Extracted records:
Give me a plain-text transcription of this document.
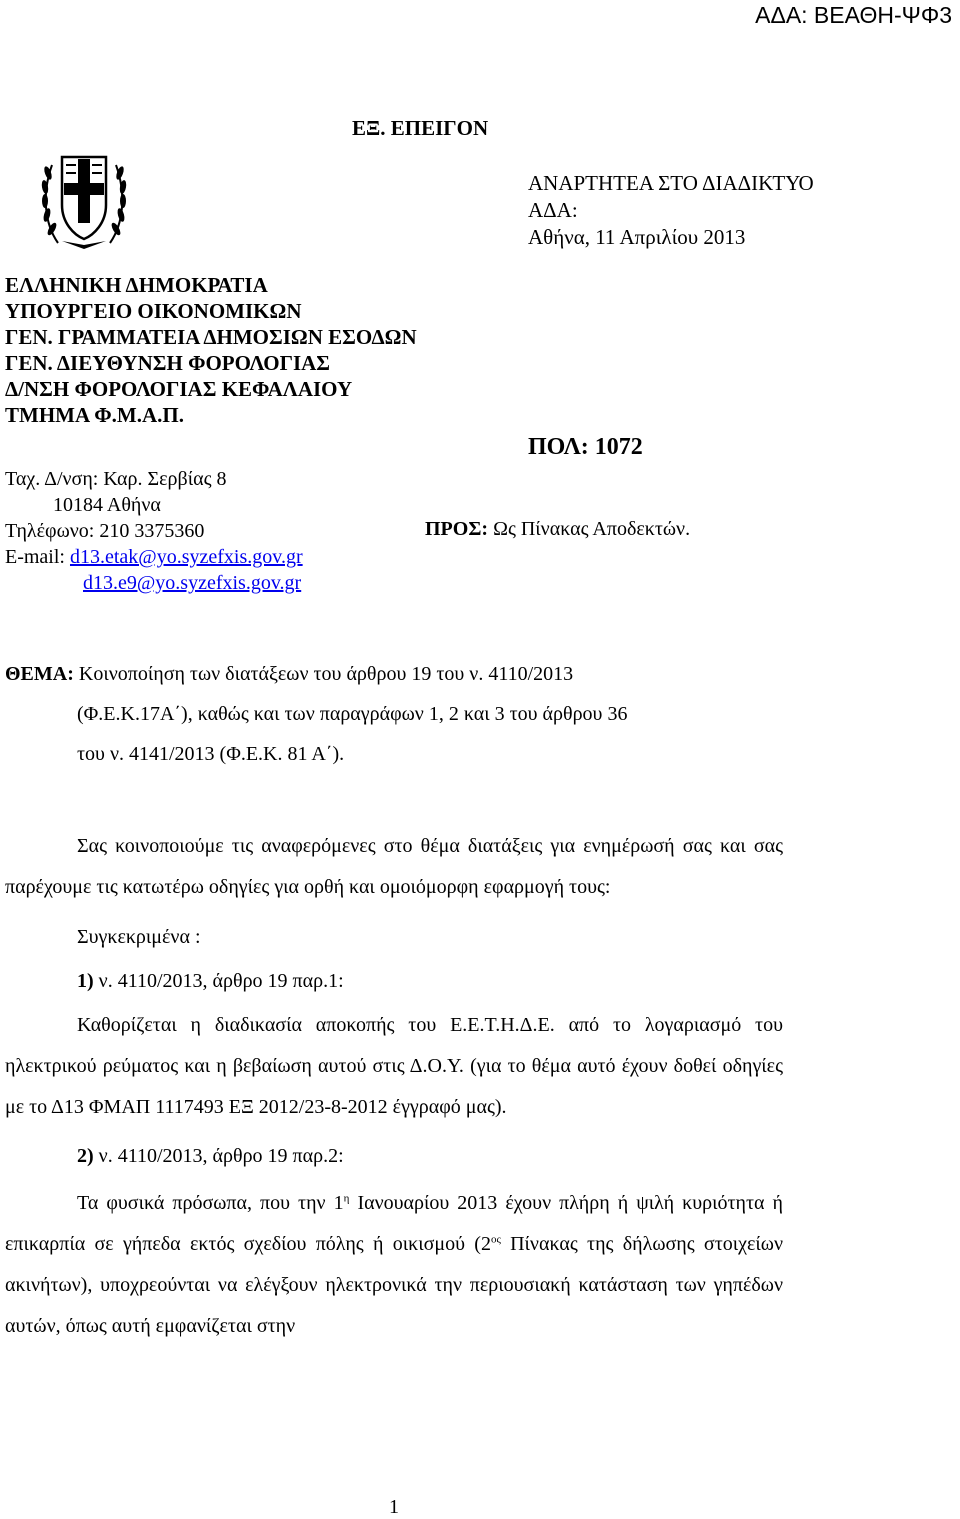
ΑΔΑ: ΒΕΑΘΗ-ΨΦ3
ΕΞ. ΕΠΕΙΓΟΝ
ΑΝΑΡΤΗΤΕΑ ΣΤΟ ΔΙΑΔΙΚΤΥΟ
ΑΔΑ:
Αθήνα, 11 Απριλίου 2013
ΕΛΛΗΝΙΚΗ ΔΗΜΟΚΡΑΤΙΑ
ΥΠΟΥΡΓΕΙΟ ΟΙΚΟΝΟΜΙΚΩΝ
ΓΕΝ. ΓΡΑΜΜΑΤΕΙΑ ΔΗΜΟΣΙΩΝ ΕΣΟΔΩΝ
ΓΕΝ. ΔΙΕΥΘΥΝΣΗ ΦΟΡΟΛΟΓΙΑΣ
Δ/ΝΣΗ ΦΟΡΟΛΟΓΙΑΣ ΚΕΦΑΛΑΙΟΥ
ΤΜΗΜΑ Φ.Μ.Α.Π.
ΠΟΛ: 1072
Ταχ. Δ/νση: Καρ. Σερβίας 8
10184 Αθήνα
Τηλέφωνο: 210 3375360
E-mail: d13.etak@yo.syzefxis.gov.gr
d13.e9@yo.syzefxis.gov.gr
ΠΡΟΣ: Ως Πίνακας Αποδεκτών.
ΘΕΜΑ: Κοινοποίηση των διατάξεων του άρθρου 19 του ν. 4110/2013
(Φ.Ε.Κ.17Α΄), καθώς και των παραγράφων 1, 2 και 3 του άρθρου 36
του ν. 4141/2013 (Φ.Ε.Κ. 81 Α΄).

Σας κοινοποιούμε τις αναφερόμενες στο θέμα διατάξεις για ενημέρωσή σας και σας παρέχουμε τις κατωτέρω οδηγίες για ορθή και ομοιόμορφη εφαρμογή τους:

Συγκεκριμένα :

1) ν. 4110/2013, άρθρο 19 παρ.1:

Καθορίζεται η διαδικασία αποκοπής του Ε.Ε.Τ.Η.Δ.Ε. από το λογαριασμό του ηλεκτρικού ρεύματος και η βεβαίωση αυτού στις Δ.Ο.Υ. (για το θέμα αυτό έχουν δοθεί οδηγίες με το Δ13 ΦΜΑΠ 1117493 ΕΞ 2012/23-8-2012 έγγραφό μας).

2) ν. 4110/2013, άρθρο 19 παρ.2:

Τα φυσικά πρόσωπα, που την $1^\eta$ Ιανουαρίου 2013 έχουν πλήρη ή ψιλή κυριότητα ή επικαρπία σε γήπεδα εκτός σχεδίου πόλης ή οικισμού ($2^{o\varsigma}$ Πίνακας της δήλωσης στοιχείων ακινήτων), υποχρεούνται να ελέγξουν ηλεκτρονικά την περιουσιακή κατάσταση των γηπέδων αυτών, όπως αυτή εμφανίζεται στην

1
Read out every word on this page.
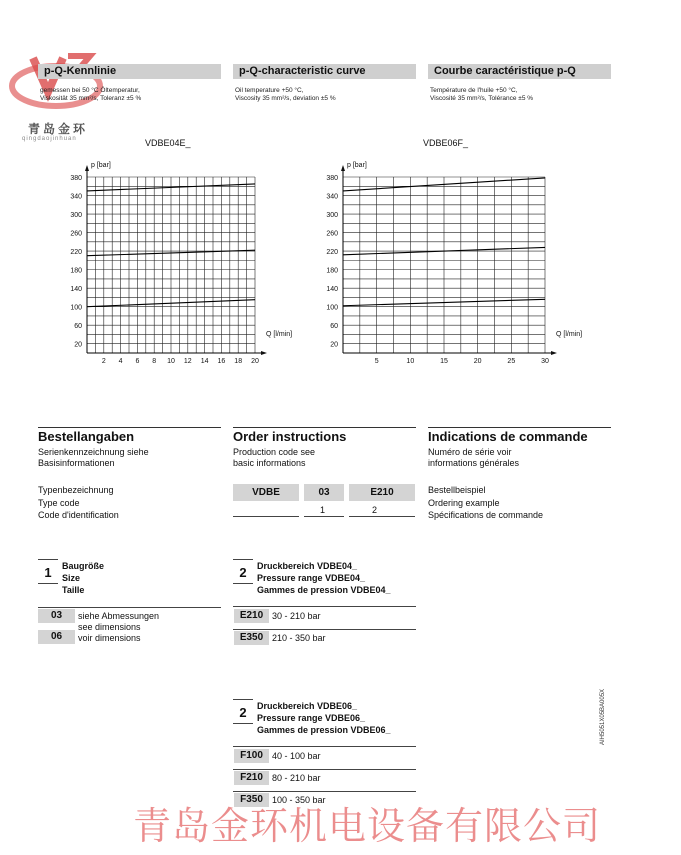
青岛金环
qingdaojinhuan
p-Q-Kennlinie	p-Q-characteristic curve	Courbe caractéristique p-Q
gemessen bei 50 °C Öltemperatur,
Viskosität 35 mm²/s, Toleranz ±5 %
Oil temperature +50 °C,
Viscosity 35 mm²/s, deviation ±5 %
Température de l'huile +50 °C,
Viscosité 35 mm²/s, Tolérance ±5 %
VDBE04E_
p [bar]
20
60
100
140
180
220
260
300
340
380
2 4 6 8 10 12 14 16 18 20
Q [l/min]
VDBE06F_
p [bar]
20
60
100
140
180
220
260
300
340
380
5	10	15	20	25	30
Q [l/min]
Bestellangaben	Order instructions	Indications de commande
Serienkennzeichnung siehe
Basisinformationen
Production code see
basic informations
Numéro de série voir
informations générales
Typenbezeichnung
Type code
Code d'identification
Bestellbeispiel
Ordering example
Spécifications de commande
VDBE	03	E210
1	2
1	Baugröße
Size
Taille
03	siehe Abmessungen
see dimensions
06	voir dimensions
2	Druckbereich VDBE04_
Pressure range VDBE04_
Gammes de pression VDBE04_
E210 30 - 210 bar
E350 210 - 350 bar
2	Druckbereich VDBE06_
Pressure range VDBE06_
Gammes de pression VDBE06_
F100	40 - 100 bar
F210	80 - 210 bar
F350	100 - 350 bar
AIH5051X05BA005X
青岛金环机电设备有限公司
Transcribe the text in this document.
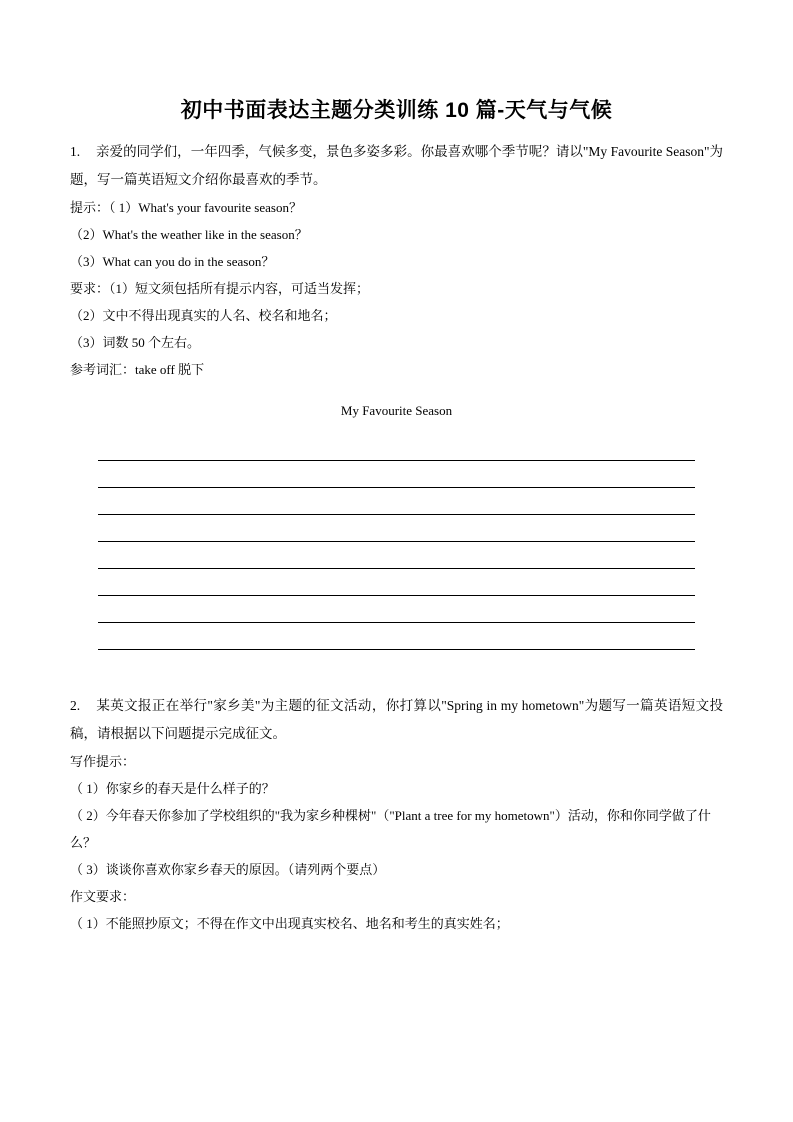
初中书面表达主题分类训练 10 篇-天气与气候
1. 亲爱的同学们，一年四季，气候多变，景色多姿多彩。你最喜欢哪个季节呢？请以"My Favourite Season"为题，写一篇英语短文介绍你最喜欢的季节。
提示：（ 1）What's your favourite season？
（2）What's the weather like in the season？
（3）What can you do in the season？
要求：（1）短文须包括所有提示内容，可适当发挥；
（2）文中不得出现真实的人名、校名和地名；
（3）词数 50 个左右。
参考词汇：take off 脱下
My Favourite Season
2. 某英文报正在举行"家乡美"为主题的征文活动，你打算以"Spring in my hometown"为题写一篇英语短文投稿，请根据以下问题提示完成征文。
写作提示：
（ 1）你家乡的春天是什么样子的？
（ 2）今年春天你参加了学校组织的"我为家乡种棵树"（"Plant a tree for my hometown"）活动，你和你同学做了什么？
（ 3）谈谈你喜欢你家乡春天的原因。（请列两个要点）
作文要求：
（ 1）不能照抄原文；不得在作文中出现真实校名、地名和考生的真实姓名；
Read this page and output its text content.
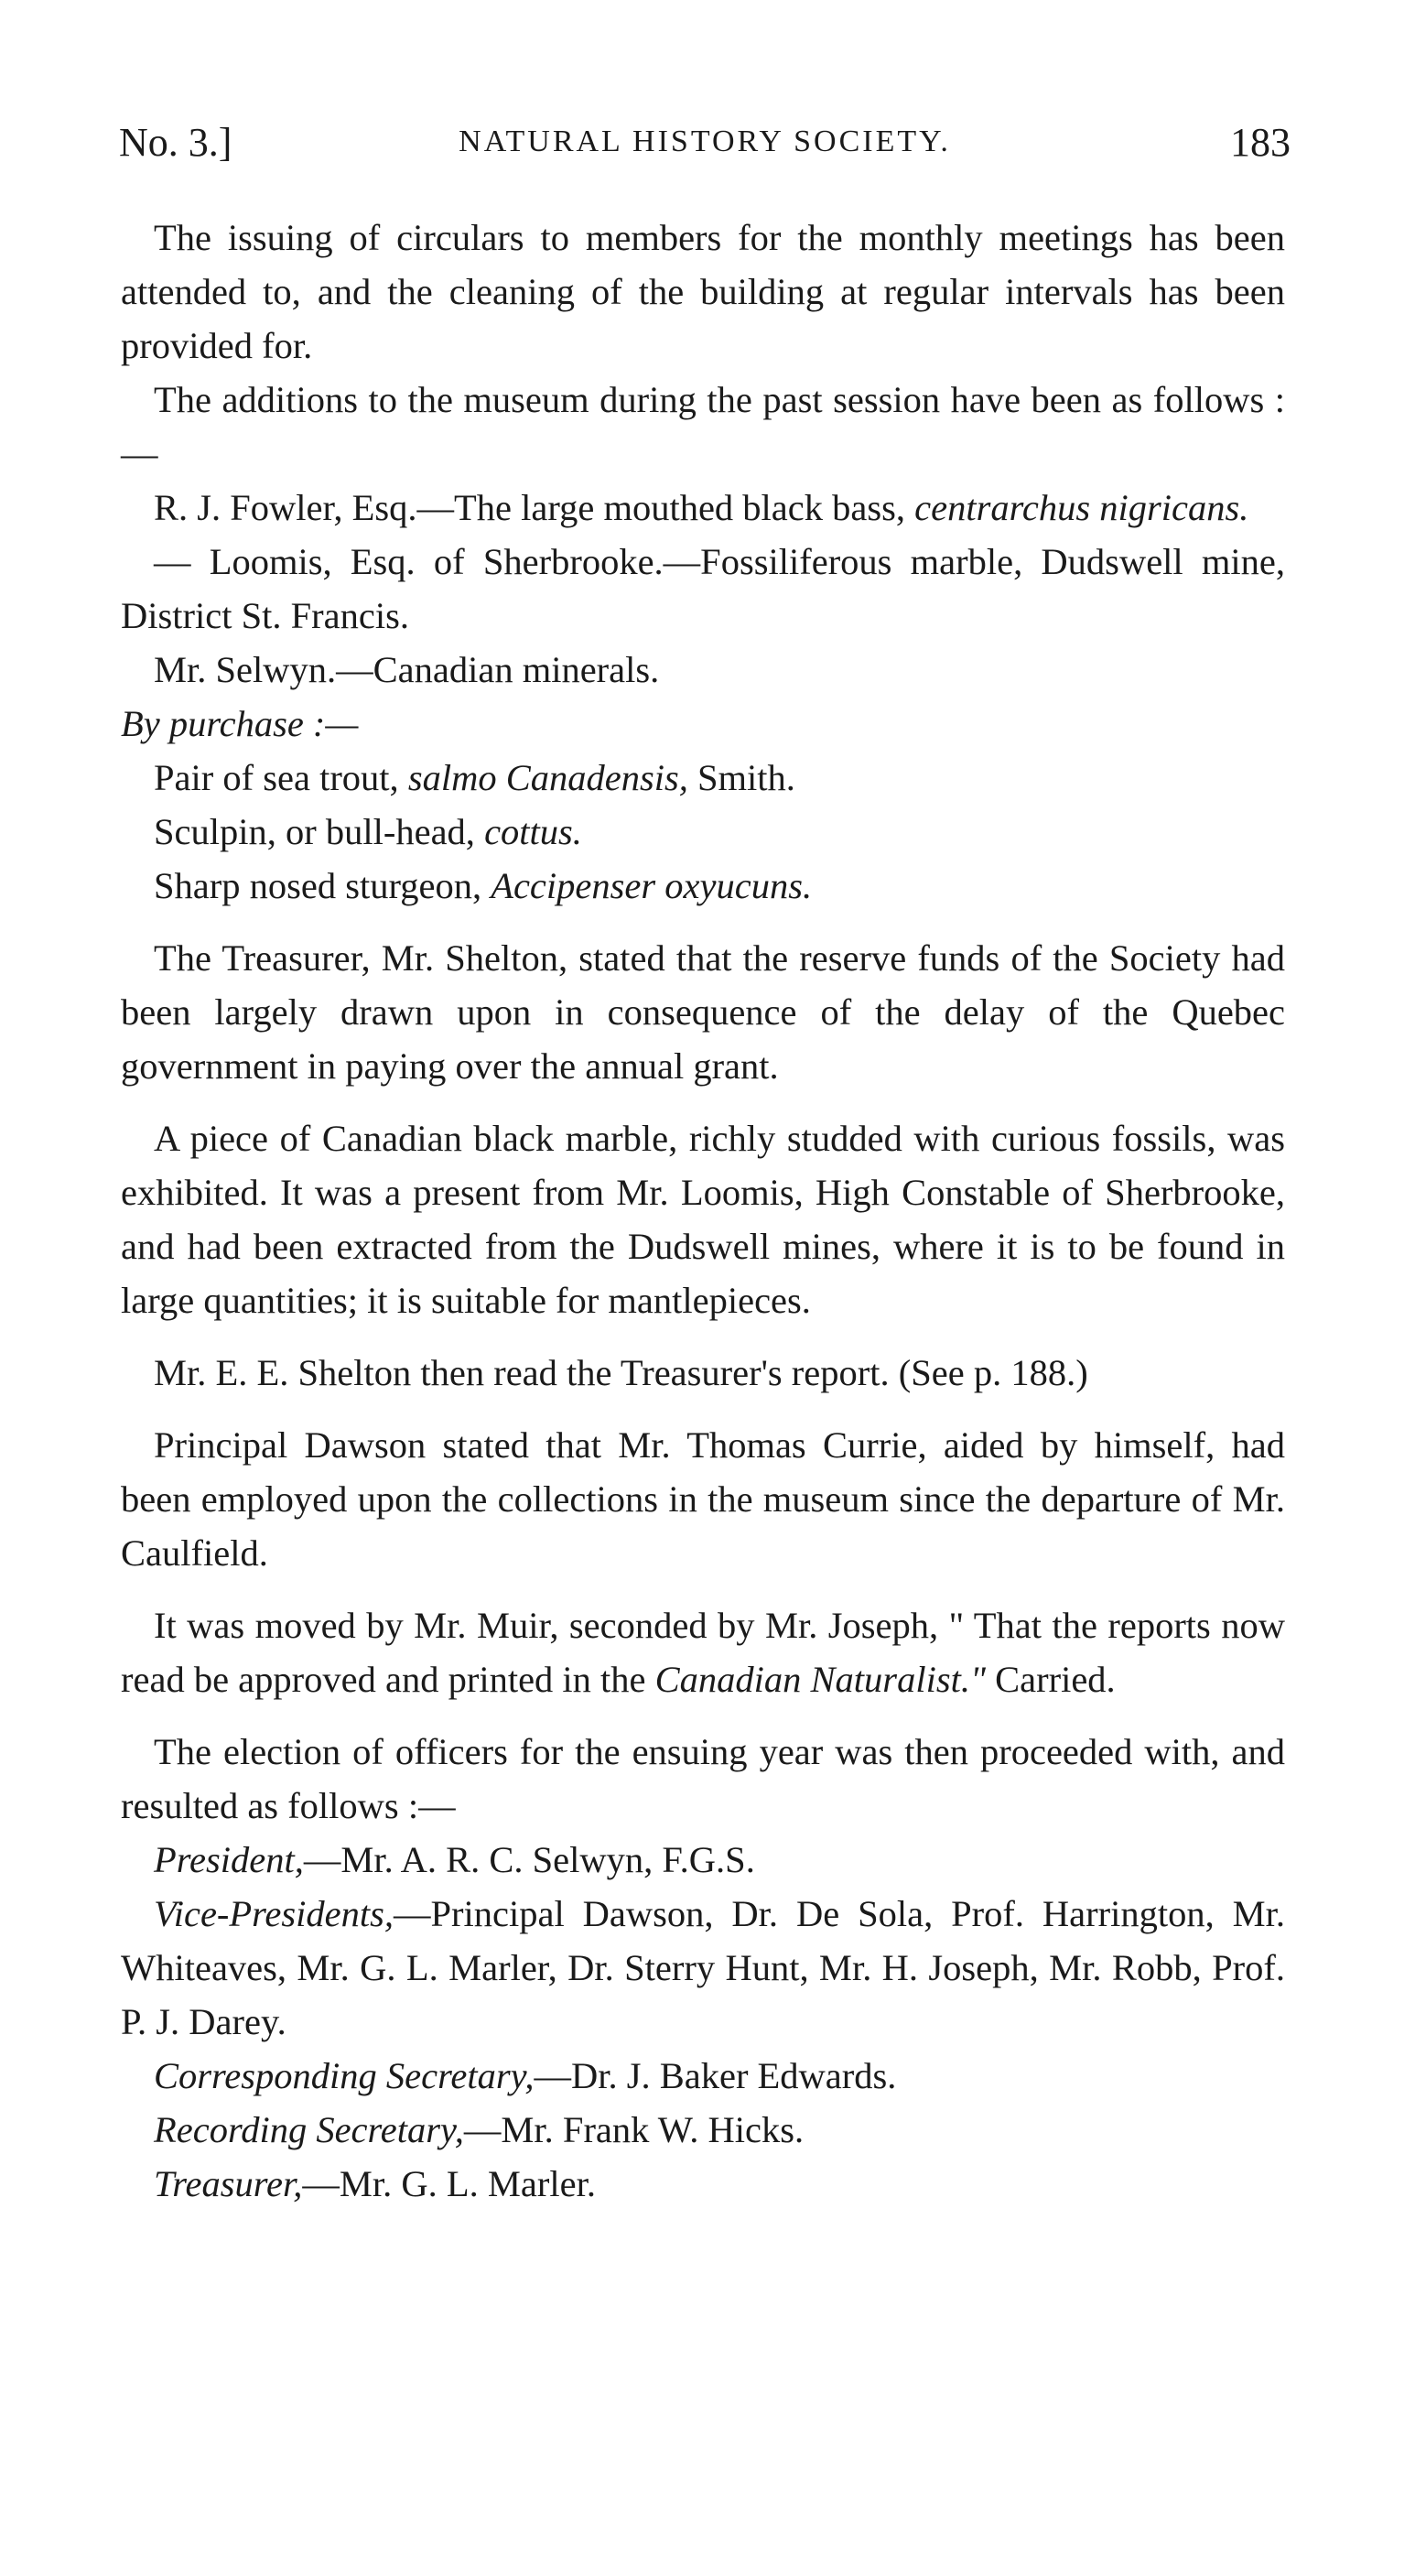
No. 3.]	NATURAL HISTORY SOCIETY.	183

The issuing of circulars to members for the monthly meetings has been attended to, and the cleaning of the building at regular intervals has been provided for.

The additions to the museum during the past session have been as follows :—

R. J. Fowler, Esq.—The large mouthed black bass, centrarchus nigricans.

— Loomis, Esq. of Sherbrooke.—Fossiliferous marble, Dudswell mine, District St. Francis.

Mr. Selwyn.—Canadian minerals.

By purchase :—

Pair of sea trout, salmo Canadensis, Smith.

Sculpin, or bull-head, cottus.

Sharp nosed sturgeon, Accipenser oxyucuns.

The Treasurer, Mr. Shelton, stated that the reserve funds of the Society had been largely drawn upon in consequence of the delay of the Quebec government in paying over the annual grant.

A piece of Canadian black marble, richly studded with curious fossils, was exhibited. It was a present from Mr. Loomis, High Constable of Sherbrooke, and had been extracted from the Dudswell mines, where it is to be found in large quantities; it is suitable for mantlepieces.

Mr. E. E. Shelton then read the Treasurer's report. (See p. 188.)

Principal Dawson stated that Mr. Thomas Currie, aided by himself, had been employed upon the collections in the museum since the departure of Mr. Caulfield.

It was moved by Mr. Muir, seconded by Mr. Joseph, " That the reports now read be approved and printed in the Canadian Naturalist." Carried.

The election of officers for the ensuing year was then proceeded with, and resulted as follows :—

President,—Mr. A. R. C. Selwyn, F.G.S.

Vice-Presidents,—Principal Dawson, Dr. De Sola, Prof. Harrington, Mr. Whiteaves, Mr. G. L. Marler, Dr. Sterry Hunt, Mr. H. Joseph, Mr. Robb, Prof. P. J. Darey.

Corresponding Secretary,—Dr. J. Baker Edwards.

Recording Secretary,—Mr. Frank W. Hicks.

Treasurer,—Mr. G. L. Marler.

YOUR OBJECTIVE> Gather each line from the entries above that includes the word "Treasurer".

RESULT>
The Treasurer, Mr. Shelton, stated that the reserve funds of the Society had been largely drawn upon in consequence of the delay of the Quebec government in paying over the annual grant.
Mr. E. E. Shelton then read the Treasurer's report. (See p. 188.)
Treasurer,—Mr. G. L. Marler.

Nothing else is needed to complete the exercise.